§ **Required task**:
Track down every line below that holds "在这个项目中" and copy it.

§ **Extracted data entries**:

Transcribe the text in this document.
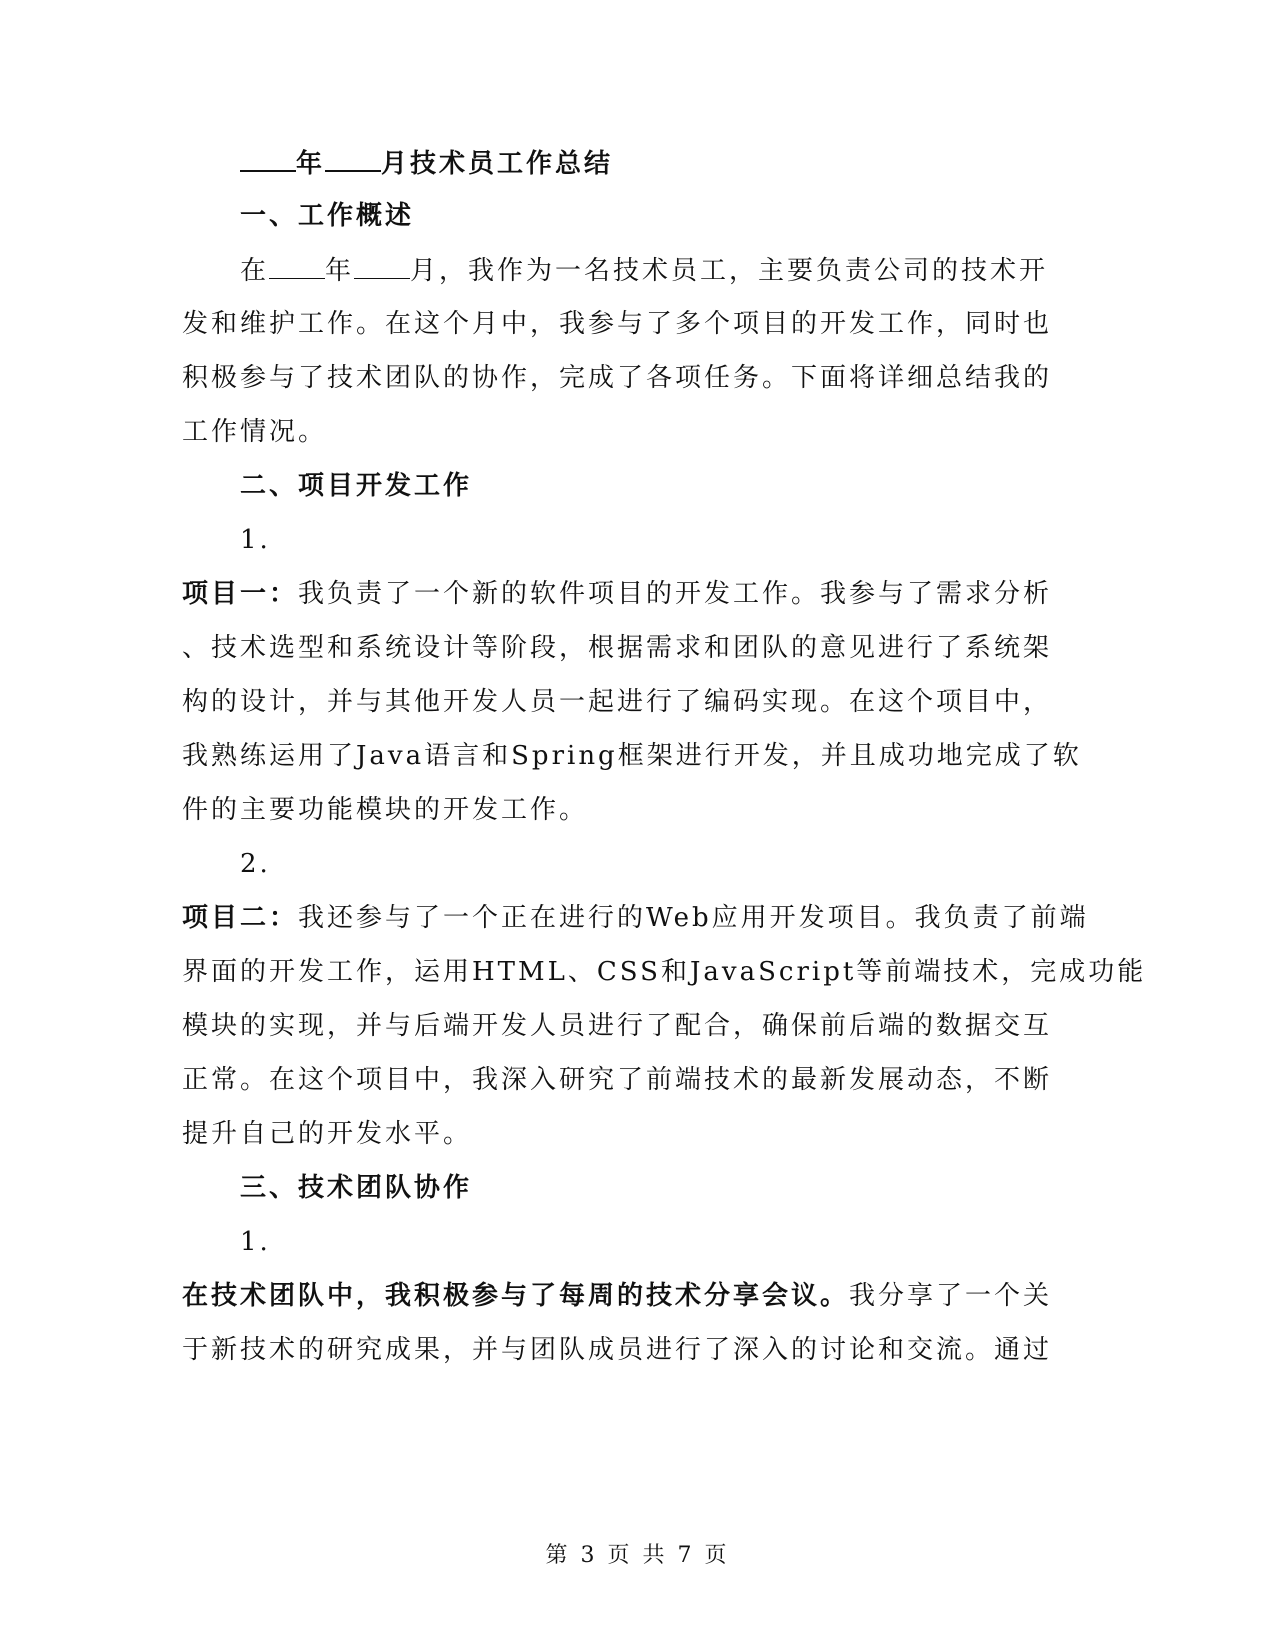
年 月技术员工作总结
一、工作概述
在 年 月，我作为一名技术员工，主要负责公司的技术开
发和维护工作。在这个月中，我参与了多个项目的开发工作，同时也
积极参与了技术团队的协作，完成了各项任务。下面将详细总结我的
工作情况。
二、项目开发工作
1.
项目一：我负责了一个新的软件项目的开发工作。我参与了需求分析
、技术选型和系统设计等阶段，根据需求和团队的意见进行了系统架
构的设计，并与其他开发人员一起进行了编码实现。在这个项目中，
我熟练运用了Java语言和Spring框架进行开发，并且成功地完成了软
件的主要功能模块的开发工作。
2.
项目二：我还参与了一个正在进行的Web应用开发项目。我负责了前端
界面的开发工作，运用HTML、CSS和JavaScript等前端技术，完成功能
模块的实现，并与后端开发人员进行了配合，确保前后端的数据交互
正常。在这个项目中，我深入研究了前端技术的最新发展动态，不断
提升自己的开发水平。
三、技术团队协作
1.
在技术团队中，我积极参与了每周的技术分享会议。我分享了一个关
于新技术的研究成果，并与团队成员进行了深入的讨论和交流。通过
第 3 页 共 7 页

§ **Full response**:
构的设计，并与其他开发人员一起进行了编码实现。在这个项目中，
正常。在这个项目中，我深入研究了前端技术的最新发展动态，不断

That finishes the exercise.